**List of tasks:**
- A) Please list the conclusions the Advisory Board reached in the ballistic missile defense memo below.
- B) Resume the ballistic missile defense memo, picking up after its final sentence.

**Source:**

Index

Congressional Policy Advisory Board


TO:    Speaker J. Dennis Hastert
       Senate Majority Leader Trent Lott

FROM:  The Congressional Policy Advisory Board

DATE:  March 1, 2000

RE:    Ballistic Missile Defense

    At our quarterly meeting today, the Advisory Board extensively discussed the ballistic missile threat to the United States and our friends and allies. In the course of our discussion, we reached the following conclusions:

    1. It is vital for our national security and that of our allies and friends that we develop and deploy an effective missile defense against the missile threats that are now increasingly clear to all.

    2. We cannot adequately develop, test or deploy such defenses as long as we adhere to the ABM treaty, which prohibits effective missile defense.

    3. The President should promptly either invoke Article XV of the treaty and give notice of withdrawal, or clearly announce that the treaty is no longer legally binding on the U.S.

**Supplied data:**

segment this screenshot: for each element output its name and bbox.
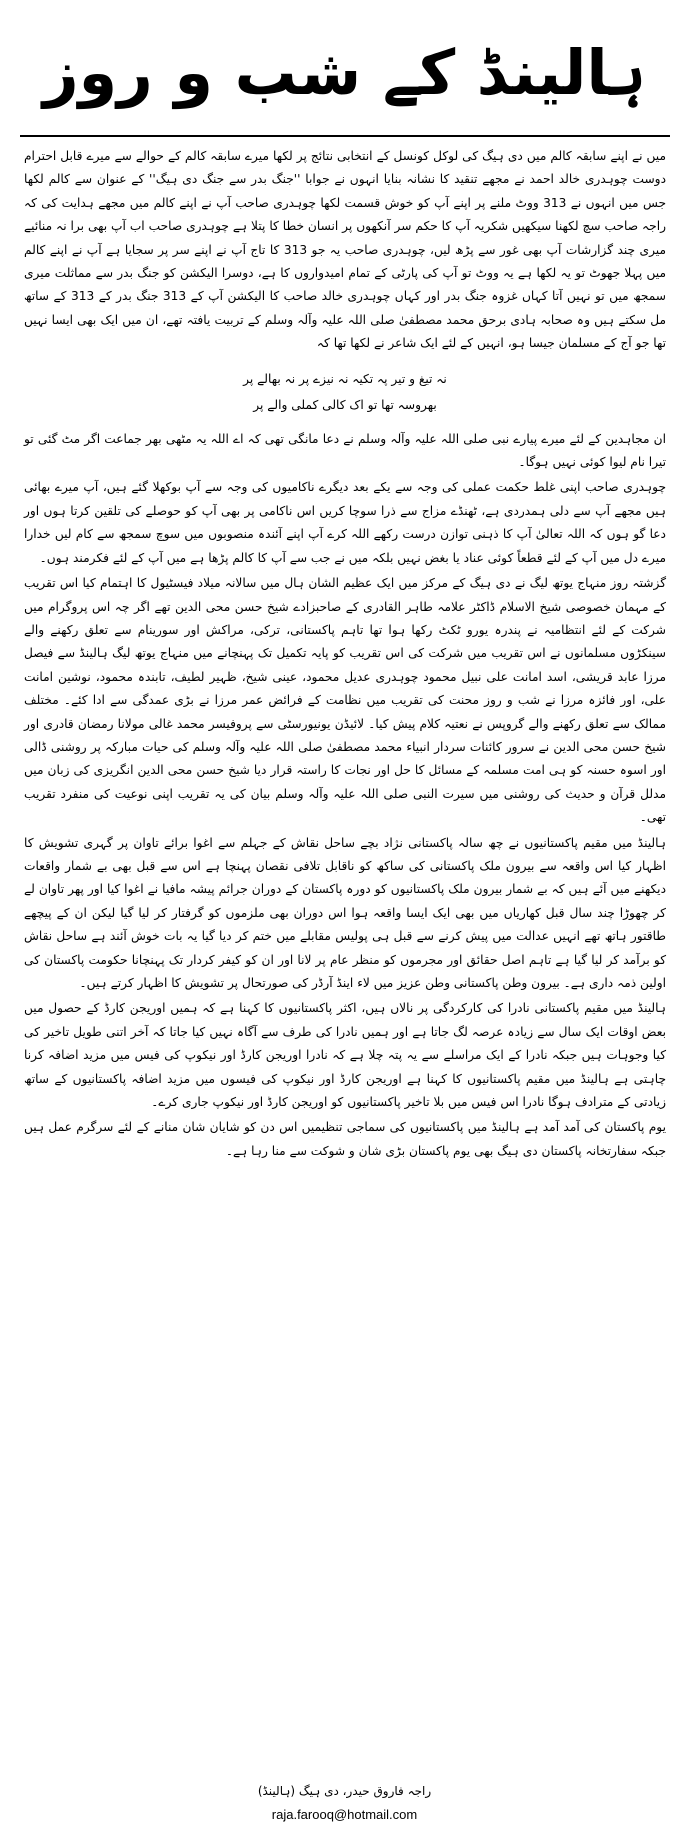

**Expected answers:**
- A)
1. Developing and deploying an effective missile defense against the now increasingly clear missile threats is vital for the national security of the United States and of its allies and friends.
2. Such defenses cannot be adequately developed, tested or deployed as long as the United States adheres to the ABM treaty, which prohibits effective missile defense.
3. The President should promptly either invoke Article XV of the treaty and give notice of withdrawal, or clearly announce that the treaty is no longer legally binding on the U.S.

- B)
    4. Any further attempt to seek Russia's permission to defend ourselves and our allies and friends should be abandoned. Any new agreement with Russia on demarcation or multilateralization of the ABM treaty is a treaty amendment requiring the advice and consent of the Senate. The Senate should reject any agreement containing such amendments. Any new agreement that restricts U.S. ballistic missile defense research and development, testing or deployment must be opposed by Congress.

    5. U.S. research and development and testing programs for either national missile defense or theater missile defense must no longer be restricted by limitations in the name of the ABM Treaty.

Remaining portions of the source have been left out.